• **EXERCISE**
Provide the records once more, identical to the original.

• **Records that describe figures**
______
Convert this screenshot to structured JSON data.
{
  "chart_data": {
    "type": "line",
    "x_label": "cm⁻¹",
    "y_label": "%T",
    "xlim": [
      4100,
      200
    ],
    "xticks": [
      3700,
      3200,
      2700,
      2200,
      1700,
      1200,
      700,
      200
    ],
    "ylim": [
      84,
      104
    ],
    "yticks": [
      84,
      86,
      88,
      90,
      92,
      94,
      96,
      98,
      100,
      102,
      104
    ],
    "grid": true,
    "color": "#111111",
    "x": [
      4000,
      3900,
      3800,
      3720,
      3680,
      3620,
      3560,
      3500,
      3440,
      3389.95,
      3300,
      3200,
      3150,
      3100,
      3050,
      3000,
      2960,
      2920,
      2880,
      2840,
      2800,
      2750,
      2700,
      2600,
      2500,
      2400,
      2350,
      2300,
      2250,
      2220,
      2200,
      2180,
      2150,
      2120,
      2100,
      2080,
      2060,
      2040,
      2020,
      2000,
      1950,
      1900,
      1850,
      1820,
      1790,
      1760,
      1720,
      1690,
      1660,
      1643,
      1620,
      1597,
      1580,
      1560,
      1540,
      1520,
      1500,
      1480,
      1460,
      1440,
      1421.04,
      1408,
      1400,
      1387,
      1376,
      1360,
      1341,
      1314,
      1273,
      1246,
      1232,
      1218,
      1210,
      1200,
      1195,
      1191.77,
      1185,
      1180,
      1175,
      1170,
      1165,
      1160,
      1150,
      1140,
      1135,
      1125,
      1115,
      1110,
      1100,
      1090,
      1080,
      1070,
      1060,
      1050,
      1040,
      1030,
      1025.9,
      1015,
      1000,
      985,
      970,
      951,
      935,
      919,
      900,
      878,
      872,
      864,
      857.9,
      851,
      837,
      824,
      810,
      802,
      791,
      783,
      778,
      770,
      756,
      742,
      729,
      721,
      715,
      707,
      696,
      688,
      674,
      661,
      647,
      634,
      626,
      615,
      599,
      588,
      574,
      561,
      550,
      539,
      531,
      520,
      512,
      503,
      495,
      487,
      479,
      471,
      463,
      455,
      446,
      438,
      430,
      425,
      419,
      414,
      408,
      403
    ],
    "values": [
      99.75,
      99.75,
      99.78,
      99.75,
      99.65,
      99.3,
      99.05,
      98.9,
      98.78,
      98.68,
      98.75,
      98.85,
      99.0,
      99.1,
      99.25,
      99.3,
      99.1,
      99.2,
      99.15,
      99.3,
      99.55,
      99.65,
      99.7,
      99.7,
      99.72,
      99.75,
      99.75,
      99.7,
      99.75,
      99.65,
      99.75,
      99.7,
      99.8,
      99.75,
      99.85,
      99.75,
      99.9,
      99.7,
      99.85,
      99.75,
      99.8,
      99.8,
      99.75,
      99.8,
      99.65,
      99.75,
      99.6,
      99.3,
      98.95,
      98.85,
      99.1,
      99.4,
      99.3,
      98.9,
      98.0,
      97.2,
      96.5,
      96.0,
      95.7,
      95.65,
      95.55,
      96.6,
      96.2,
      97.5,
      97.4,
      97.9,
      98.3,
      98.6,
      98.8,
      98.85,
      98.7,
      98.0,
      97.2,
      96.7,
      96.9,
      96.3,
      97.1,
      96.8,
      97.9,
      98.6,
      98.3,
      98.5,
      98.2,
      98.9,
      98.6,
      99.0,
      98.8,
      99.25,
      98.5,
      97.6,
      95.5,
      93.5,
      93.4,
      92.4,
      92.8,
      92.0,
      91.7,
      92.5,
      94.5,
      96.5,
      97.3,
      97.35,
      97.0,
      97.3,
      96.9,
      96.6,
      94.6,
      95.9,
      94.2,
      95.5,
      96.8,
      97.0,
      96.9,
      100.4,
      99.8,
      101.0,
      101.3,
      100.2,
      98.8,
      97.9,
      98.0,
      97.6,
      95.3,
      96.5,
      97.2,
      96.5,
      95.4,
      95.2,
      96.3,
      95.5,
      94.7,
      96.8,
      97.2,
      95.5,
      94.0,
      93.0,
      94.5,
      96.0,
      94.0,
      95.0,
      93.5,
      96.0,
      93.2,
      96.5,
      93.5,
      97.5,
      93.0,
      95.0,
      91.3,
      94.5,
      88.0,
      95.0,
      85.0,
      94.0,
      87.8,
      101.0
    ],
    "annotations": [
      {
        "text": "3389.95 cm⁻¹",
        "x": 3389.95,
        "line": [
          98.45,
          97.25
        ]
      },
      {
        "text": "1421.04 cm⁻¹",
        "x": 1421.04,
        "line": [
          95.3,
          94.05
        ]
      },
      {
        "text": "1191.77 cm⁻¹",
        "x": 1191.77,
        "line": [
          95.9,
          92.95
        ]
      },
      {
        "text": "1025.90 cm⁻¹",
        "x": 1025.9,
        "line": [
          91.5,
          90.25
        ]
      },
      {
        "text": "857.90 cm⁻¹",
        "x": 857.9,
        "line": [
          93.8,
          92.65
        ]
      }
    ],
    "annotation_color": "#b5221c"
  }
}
______
• **FINISHED ANSWER**
Convert this screenshot to structured JSON data.
{
  "chart_data": {
    "type": "line",
    "x_label": "cm⁻¹",
    "y_label": "%T",
    "xlim": [
      4100,
      200
    ],
    "xticks": [
      3700,
      3200,
      2700,
      2200,
      1700,
      1200,
      700,
      200
    ],
    "ylim": [
      84,
      104
    ],
    "yticks": [
      84,
      86,
      88,
      90,
      92,
      94,
      96,
      98,
      100,
      102,
      104
    ],
    "grid": true,
    "color": "#111111",
    "x": [
      4000,
      3900,
      3800,
      3720,
      3680,
      3620,
      3560,
      3500,
      3440,
      3389.95,
      3300,
      3200,
      3150,
      3100,
      3050,
      3000,
      2960,
      2920,
      2880,
      2840,
      2800,
      2750,
      2700,
      2600,
      2500,
      2400,
      2350,
      2300,
      2250,
      2220,
      2200,
      2180,
      2150,
      2120,
      2100,
      2080,
      2060,
      2040,
      2020,
      2000,
      1950,
      1900,
      1850,
      1820,
      1790,
      1760,
      1720,
      1690,
      1660,
      1643,
      1620,
      1597,
      1580,
      1560,
      1540,
      1520,
      1500,
      1480,
      1460,
      1440,
      1421.04,
      1408,
      1400,
      1387,
      1376,
      1360,
      1341,
      1314,
      1273,
      1246,
      1232,
      1218,
      1210,
      1200,
      1195,
      1191.77,
      1185,
      1180,
      1175,
      1170,
      1165,
      1160,
      1150,
      1140,
      1135,
      1125,
      1115,
      1110,
      1100,
      1090,
      1080,
      1070,
      1060,
      1050,
      1040,
      1030,
      1025.9,
      1015,
      1000,
      985,
      970,
      951,
      935,
      919,
      900,
      878,
      872,
      864,
      857.9,
      851,
      837,
      824,
      810,
      802,
      791,
      783,
      778,
      770,
      756,
      742,
      729,
      721,
      715,
      707,
      696,
      688,
      674,
      661,
      647,
      634,
      626,
      615,
      599,
      588,
      574,
      561,
      550,
      539,
      531,
      520,
      512,
      503,
      495,
      487,
      479,
      471,
      463,
      455,
      446,
      438,
      430,
      425,
      419,
      414,
      408,
      403
    ],
    "values": [
      99.75,
      99.75,
      99.78,
      99.75,
      99.65,
      99.3,
      99.05,
      98.9,
      98.78,
      98.68,
      98.75,
      98.85,
      99.0,
      99.1,
      99.25,
      99.3,
      99.1,
      99.2,
      99.15,
      99.3,
      99.55,
      99.65,
      99.7,
      99.7,
      99.72,
      99.75,
      99.75,
      99.7,
      99.75,
      99.65,
      99.75,
      99.7,
      99.8,
      99.75,
      99.85,
      99.75,
      99.9,
      99.7,
      99.85,
      99.75,
      99.8,
      99.8,
      99.75,
      99.8,
      99.65,
      99.75,
      99.6,
      99.3,
      98.95,
      98.85,
      99.1,
      99.4,
      99.3,
      98.9,
      98.0,
      97.2,
      96.5,
      96.0,
      95.7,
      95.65,
      95.55,
      96.6,
      96.2,
      97.5,
      97.4,
      97.9,
      98.3,
      98.6,
      98.8,
      98.85,
      98.7,
      98.0,
      97.2,
      96.7,
      96.9,
      96.3,
      97.1,
      96.8,
      97.9,
      98.6,
      98.3,
      98.5,
      98.2,
      98.9,
      98.6,
      99.0,
      98.8,
      99.25,
      98.5,
      97.6,
      95.5,
      93.5,
      93.4,
      92.4,
      92.8,
      92.0,
      91.7,
      92.5,
      94.5,
      96.5,
      97.3,
      97.35,
      97.0,
      97.3,
      96.9,
      96.6,
      94.6,
      95.9,
      94.2,
      95.5,
      96.8,
      97.0,
      96.9,
      100.4,
      99.8,
      101.0,
      101.3,
      100.2,
      98.8,
      97.9,
      98.0,
      97.6,
      95.3,
      96.5,
      97.2,
      96.5,
      95.4,
      95.2,
      96.3,
      95.5,
      94.7,
      96.8,
      97.2,
      95.5,
      94.0,
      93.0,
      94.5,
      96.0,
      94.0,
      95.0,
      93.5,
      96.0,
      93.2,
      96.5,
      93.5,
      97.5,
      93.0,
      95.0,
      91.3,
      94.5,
      88.0,
      95.0,
      85.0,
      94.0,
      87.8,
      101.0
    ],
    "annotations": [
      {
        "text": "3389.95 cm⁻¹",
        "x": 3389.95,
        "line": [
          98.45,
          97.25
        ]
      },
      {
        "text": "1421.04 cm⁻¹",
        "x": 1421.04,
        "line": [
          95.3,
          94.05
        ]
      },
      {
        "text": "1191.77 cm⁻¹",
        "x": 1191.77,
        "line": [
          95.9,
          92.95
        ]
      },
      {
        "text": "1025.90 cm⁻¹",
        "x": 1025.9,
        "line": [
          91.5,
          90.25
        ]
      },
      {
        "text": "857.90 cm⁻¹",
        "x": 857.9,
        "line": [
          93.8,
          92.65
        ]
      }
    ],
    "annotation_color": "#b5221c"
  }
}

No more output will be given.